Exercise inputs:
☆ ☆ ☆ ☆ ☆ ☆ ☆
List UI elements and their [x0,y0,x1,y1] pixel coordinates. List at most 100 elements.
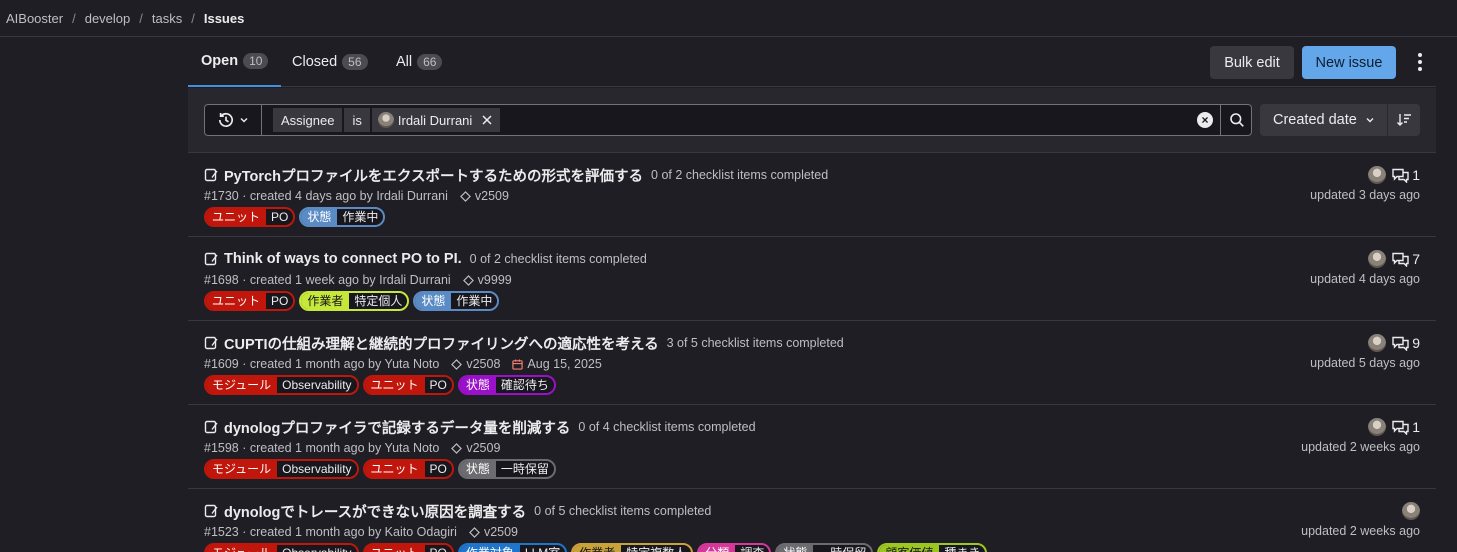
tab-closed[interactable]: Closed 56 [292,37,368,87]
sort-by-dropdown[interactable]: Created date [1260,104,1387,136]
more-actions-icon[interactable] [1410,50,1430,74]
label-value: LLM室 [519,545,566,552]
scoped-label[interactable]: 作業対象LLM室 [457,543,568,552]
scoped-label[interactable]: ユニットPO [362,375,454,395]
filter-token-assignee[interactable]: Assignee is Irdali Durrani [273,108,501,132]
issue-title-link[interactable]: CUPTIの仕組み理解と継続的プロファイリングへの適応性を考える [224,333,659,354]
bulk-edit-button[interactable]: Bulk edit [1210,46,1294,79]
issue-right-meta: 1 [1368,165,1420,185]
comments-icon [1392,168,1409,183]
comments-count-label: 1 [1412,419,1420,435]
scoped-label[interactable]: ユニットPO [362,459,454,479]
assignee-avatar[interactable] [1402,502,1420,520]
sort-direction-button[interactable] [1388,104,1420,136]
close-icon[interactable] [480,113,494,127]
comments-count[interactable]: 7 [1392,251,1420,267]
issue-title-link[interactable]: Think of ways to connect PO to PI. [224,251,462,267]
label-key: 状態 [459,461,496,477]
assignee-avatar[interactable] [1368,334,1387,352]
recent-searches-button[interactable] [205,105,262,135]
scoped-label[interactable]: 状態一時保留 [775,543,874,552]
updated-time: updated 2 weeks ago [1301,524,1420,538]
milestone-label: v9999 [477,273,512,287]
issue-row[interactable]: PyTorchプロファイルをエクスポートするための形式を評価する 0 of 2 c… [188,153,1436,237]
scoped-label[interactable]: ユニットPO [204,207,296,227]
label-key: ユニット [364,377,425,393]
scoped-label[interactable]: 作業者 特定個人 [299,291,410,311]
issue-meta: #1598 · created 1 month ago by Yuta Noto… [204,440,500,456]
token-value: Irdali Durrani [371,108,501,132]
scoped-label[interactable]: 状態一時保留 [457,459,556,479]
scoped-label[interactable]: 状態 作業中 [299,207,386,227]
breadcrumb-item-project[interactable]: tasks [152,11,182,26]
updated-time: updated 5 days ago [1310,356,1420,370]
scoped-label[interactable]: モジュールObservability [204,375,359,395]
issue-reference-created: #1730 · created 4 days ago by Irdali Dur… [204,189,448,203]
issue-title-link[interactable]: dynologプロファイラで記録するデータ量を削減する [224,417,570,438]
label-key: モジュール [206,545,278,552]
checklist-status: 0 of 4 checklist items completed [578,420,756,434]
scoped-label[interactable]: 分類調査 [697,543,772,552]
new-issue-button[interactable]: New issue [1302,46,1396,79]
scoped-label[interactable]: 顧客価値種まき [877,543,988,552]
scoped-label[interactable]: ユニットPO [362,543,454,552]
label-value: Observability [277,377,357,393]
scoped-label[interactable]: モジュールObservability [204,543,359,552]
tab-count-badge: 10 [243,53,269,69]
chevron-down-icon [1366,118,1374,123]
issue-title-link[interactable]: PyTorchプロファイルをエクスポートするための形式を評価する [224,165,643,186]
breadcrumb-item-subgroup[interactable]: develop [85,11,131,26]
comments-count[interactable]: 1 [1392,167,1420,183]
token-value-text: Irdali Durrani [397,112,473,128]
scoped-label[interactable]: 状態 確認待ち [457,375,556,395]
milestone-icon [451,442,463,454]
clear-search-icon[interactable]: × [1197,112,1213,128]
comments-count[interactable]: 1 [1392,419,1420,435]
milestone-link[interactable]: v2508 [451,357,500,371]
scoped-label[interactable]: ユニットPO [204,291,296,311]
milestone-link[interactable]: v2509 [469,525,518,539]
tab-open[interactable]: Open 10 [188,37,282,87]
milestone-link[interactable]: v2509 [459,189,509,203]
assignee-avatar[interactable] [1368,418,1387,436]
label-key: 状態 [777,545,814,552]
issue-title-row: Think of ways to connect PO to PI. 0 of 2… [204,249,647,269]
milestone-link[interactable]: v9999 [462,273,512,287]
milestone-label: v2508 [466,357,501,371]
breadcrumb-separator: / [139,10,143,26]
calendar-icon [512,358,524,370]
issue-row[interactable]: dynologでトレースができない原因を調査する 0 of 5 checklist… [188,489,1436,552]
comments-count-label: 1 [1412,167,1420,183]
comments-count[interactable]: 9 [1392,335,1420,351]
filter-bar: Assignee is Irdali Durrani × Created dat… [188,88,1436,153]
filtered-search-box[interactable]: Assignee is Irdali Durrani × [204,104,1252,136]
scoped-label[interactable]: 作業者特定複数人 [571,543,694,552]
label-value: 確認待ち [495,377,554,393]
issue-row[interactable]: CUPTIの仕組み理解と継続的プロファイリングへの適応性を考える 3 of 5 c… [188,321,1436,405]
breadcrumb-item-current[interactable]: Issues [204,11,244,26]
chevron-down-icon [240,118,248,123]
comments-icon [1392,252,1409,267]
breadcrumb-item-group[interactable]: AIBooster [6,11,63,26]
label-value: 一時保留 [495,461,554,477]
issue-row[interactable]: dynologプロファイラで記録するデータ量を削減する 0 of 4 checkl… [188,405,1436,489]
label-value: Observability [277,461,357,477]
label-value: 一時保留 [813,545,872,552]
search-button[interactable] [1220,105,1252,135]
label-key: ユニット [206,293,267,309]
assignee-avatar[interactable] [1368,250,1387,268]
issue-title-link[interactable]: dynologでトレースができない原因を調査する [224,501,526,522]
issue-row[interactable]: Think of ways to connect PO to PI. 0 of 2… [188,237,1436,321]
issue-meta: #1698 · created 1 week ago by Irdali Dur… [204,272,512,288]
sort-lowest-icon [1397,114,1411,126]
due-date: Aug 15, 2025 [512,357,602,371]
issue-reference-created: #1609 · created 1 month ago by Yuta Noto [204,357,440,371]
scoped-label[interactable]: モジュールObservability [204,459,359,479]
tab-all[interactable]: All 66 [396,37,443,87]
label-value: PO [424,461,452,477]
label-key: ユニット [206,209,267,225]
scoped-label[interactable]: 状態 作業中 [413,291,500,311]
milestone-link[interactable]: v2509 [451,441,500,455]
assignee-avatar[interactable] [1368,166,1387,184]
issue-reference-created: #1698 · created 1 week ago by Irdali Dur… [204,273,451,287]
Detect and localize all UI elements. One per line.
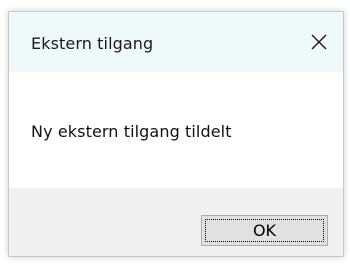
ok-button[interactable]: OK bbox=[201, 215, 328, 246]
close-button[interactable] bbox=[301, 24, 337, 60]
dialog-body: Ny ekstern tilgang tildelt bbox=[9, 72, 343, 188]
close-icon bbox=[311, 34, 327, 50]
message-dialog: Ekstern tilgang Ny ekstern tilgang tilde… bbox=[8, 11, 344, 257]
dialog-title: Ekstern tilgang bbox=[31, 34, 154, 53]
dialog-message: Ny ekstern tilgang tildelt bbox=[31, 122, 232, 141]
title-bar: Ekstern tilgang bbox=[9, 12, 343, 72]
ok-button-label: OK bbox=[252, 221, 277, 240]
dialog-footer: OK bbox=[9, 188, 343, 256]
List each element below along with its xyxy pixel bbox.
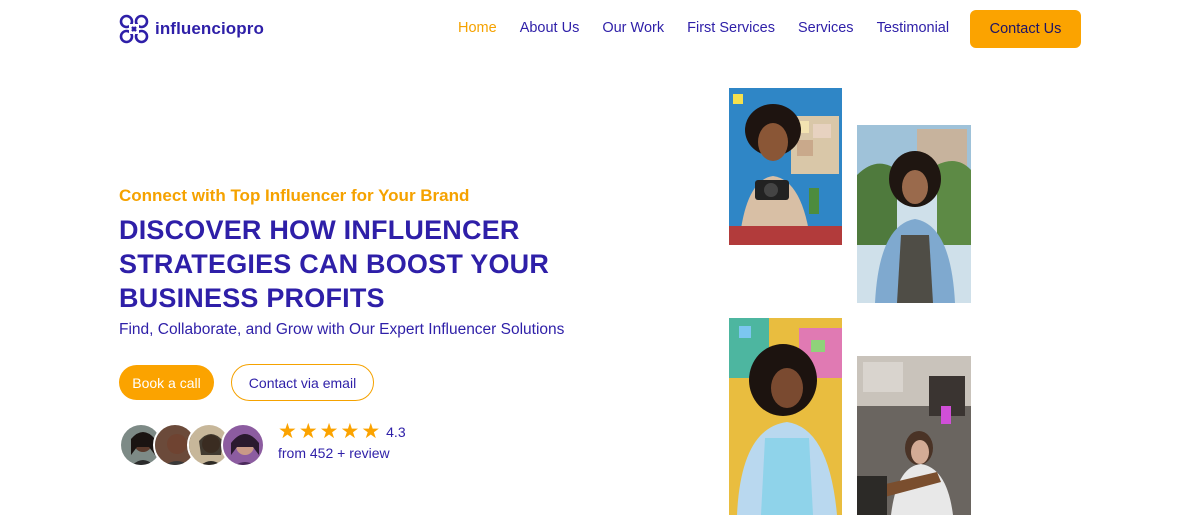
☆ ☆ ☆ ☆ ☆ ☆ ☆
Which lines in the listing above contain the string "pixel"? Pick out each one, treating uppercase and lowercase as different.

Completed task:
List UI elements and their [x0,y0,x1,y1] pixel coordinates. List at most 100 elements.
List each element below along with its xyxy pixel bbox.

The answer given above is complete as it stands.